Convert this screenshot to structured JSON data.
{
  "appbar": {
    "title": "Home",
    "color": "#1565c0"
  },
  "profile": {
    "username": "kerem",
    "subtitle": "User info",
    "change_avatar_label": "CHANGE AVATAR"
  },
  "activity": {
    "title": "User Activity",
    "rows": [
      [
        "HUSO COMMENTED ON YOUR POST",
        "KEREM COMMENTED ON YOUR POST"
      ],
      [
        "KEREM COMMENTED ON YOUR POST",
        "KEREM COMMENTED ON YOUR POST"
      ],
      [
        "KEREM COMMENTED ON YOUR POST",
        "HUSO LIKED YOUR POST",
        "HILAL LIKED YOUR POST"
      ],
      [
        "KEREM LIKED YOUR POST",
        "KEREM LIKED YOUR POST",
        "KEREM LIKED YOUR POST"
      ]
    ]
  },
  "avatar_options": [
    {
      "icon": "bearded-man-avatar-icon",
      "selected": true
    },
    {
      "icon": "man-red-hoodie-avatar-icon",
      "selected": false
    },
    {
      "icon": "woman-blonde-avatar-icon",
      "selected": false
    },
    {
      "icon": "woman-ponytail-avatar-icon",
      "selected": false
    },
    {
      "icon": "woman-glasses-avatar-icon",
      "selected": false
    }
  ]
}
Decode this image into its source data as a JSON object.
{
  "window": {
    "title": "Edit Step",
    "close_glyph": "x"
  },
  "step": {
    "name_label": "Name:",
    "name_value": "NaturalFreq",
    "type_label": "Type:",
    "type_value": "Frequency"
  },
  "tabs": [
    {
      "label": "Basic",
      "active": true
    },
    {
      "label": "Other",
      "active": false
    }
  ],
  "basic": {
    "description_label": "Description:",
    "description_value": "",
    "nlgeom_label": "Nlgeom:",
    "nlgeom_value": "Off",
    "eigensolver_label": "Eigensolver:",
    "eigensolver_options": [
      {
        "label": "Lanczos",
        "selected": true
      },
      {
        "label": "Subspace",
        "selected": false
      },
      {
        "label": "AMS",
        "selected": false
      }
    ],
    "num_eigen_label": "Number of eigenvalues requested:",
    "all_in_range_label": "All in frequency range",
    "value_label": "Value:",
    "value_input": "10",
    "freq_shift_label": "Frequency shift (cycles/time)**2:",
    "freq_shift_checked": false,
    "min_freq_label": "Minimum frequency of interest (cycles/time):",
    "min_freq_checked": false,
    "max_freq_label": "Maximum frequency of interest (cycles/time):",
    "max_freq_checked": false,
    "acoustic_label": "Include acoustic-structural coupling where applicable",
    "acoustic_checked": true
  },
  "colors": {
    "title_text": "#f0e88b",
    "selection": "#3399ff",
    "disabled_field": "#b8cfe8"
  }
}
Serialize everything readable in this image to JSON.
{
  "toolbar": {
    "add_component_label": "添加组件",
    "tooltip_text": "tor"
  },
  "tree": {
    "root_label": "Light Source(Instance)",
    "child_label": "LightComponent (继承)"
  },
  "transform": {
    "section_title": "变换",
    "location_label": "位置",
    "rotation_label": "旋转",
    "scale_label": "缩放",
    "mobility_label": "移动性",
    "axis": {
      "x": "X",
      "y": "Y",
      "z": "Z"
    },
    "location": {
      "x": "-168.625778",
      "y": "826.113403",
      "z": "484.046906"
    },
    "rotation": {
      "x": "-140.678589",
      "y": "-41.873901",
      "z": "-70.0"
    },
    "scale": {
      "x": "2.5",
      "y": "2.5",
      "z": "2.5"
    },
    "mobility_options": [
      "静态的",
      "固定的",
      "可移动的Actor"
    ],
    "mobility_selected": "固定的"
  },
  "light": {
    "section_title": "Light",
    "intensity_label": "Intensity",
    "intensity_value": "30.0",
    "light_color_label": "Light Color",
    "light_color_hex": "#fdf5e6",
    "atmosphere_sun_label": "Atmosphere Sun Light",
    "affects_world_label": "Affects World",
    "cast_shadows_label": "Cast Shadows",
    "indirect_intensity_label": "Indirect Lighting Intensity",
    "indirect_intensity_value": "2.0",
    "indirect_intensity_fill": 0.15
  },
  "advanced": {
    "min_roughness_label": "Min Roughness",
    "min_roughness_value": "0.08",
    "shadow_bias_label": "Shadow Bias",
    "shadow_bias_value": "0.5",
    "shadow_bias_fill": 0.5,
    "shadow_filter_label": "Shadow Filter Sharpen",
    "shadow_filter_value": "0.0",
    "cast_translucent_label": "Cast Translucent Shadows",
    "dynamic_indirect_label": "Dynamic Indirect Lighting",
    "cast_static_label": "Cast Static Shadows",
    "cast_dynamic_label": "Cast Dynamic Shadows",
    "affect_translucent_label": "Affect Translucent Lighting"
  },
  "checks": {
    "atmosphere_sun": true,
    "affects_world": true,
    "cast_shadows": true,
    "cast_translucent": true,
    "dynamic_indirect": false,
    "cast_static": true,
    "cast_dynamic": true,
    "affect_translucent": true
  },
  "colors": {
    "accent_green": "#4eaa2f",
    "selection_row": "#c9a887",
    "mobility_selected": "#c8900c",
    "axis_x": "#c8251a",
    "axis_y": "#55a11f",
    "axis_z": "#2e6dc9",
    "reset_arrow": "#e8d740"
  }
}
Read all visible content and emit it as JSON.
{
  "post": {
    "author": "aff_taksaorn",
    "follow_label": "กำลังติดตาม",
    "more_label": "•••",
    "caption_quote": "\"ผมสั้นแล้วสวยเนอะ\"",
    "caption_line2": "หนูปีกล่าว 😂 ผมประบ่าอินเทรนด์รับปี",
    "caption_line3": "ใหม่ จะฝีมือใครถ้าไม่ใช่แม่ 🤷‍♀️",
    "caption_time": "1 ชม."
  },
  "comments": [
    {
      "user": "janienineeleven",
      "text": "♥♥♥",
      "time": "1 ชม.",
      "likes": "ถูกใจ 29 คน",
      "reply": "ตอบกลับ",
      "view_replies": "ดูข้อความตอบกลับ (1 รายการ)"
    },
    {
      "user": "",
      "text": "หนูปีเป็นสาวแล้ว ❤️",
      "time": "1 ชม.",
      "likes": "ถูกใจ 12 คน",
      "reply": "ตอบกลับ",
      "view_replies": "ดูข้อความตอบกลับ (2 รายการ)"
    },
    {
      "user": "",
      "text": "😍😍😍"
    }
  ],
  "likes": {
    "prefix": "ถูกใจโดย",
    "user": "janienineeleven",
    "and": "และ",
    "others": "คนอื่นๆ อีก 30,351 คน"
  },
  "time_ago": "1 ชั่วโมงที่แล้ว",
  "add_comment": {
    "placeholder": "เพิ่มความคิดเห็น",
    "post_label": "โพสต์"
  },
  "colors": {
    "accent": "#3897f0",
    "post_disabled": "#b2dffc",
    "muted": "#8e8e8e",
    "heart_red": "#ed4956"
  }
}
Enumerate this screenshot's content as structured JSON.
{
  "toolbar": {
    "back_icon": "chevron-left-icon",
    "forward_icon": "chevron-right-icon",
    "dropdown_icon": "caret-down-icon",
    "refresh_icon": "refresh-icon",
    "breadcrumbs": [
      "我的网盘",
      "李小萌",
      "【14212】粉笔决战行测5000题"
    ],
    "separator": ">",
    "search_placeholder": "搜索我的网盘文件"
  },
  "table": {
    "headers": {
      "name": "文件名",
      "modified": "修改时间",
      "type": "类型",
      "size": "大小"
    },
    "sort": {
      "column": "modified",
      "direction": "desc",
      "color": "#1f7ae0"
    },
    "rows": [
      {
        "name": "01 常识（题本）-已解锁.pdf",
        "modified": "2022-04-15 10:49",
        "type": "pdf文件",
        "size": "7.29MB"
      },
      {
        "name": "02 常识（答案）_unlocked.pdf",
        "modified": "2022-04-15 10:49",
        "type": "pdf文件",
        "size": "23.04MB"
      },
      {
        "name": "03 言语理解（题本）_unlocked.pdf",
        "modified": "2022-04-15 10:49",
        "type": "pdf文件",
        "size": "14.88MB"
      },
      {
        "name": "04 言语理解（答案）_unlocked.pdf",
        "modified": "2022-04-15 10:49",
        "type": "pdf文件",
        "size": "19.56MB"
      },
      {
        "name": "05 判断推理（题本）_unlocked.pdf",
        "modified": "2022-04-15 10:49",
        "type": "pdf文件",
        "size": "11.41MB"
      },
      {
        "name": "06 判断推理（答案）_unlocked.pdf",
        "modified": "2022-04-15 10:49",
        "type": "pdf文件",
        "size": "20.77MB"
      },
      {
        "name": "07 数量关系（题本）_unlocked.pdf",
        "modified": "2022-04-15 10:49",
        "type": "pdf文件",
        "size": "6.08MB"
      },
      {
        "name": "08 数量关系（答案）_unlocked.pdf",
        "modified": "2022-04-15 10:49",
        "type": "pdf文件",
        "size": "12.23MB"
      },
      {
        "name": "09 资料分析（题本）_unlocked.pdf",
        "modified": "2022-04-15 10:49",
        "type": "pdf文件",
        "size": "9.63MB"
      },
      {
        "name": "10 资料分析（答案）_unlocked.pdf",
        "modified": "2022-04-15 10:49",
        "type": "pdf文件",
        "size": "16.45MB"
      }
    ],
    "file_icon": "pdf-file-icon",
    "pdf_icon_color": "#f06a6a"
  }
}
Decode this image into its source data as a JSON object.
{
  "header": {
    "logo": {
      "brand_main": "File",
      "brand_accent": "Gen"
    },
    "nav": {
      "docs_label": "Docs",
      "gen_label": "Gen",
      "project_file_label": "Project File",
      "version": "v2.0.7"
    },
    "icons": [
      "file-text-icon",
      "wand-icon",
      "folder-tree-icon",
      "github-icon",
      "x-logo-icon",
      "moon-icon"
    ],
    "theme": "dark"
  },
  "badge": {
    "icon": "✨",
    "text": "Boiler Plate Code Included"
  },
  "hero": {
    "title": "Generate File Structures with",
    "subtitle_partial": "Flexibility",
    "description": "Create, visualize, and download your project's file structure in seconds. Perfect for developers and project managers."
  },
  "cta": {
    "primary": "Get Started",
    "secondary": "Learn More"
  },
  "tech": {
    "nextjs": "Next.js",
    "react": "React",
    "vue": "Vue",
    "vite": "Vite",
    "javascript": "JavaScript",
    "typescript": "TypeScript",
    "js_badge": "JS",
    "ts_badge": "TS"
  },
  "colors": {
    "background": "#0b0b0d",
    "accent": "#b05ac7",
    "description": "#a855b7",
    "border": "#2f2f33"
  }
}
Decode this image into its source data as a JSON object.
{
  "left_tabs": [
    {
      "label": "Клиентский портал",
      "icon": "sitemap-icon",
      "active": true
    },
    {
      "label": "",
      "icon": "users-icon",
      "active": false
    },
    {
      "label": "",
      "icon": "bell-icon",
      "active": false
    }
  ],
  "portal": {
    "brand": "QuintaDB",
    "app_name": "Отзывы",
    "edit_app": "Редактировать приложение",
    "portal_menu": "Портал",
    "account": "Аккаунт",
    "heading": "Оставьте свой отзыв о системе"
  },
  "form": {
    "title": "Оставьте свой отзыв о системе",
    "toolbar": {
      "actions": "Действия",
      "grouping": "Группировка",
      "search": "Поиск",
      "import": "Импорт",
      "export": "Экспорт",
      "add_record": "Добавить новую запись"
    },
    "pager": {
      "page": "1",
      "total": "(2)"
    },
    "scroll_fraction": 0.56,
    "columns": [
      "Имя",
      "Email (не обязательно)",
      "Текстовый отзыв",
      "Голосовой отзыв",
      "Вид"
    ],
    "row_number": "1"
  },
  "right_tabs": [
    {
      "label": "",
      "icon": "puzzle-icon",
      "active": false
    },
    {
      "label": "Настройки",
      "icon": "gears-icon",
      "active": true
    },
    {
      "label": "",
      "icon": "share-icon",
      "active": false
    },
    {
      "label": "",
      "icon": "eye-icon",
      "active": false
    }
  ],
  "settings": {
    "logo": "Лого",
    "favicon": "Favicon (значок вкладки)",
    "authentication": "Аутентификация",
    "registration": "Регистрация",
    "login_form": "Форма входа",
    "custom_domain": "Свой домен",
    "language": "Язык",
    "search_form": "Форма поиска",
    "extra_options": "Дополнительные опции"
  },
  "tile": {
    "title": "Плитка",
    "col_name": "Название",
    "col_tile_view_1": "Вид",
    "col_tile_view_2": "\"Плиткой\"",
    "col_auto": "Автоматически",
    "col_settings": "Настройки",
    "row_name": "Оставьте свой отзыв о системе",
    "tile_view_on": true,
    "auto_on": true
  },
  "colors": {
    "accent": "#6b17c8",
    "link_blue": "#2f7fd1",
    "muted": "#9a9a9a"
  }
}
::::::::::
* **INSTRUCTIONS TO FOLLOW**: Report the number of lines above that contain the word "structured", and only that number.

* **WRITTEN ANSWER**: 2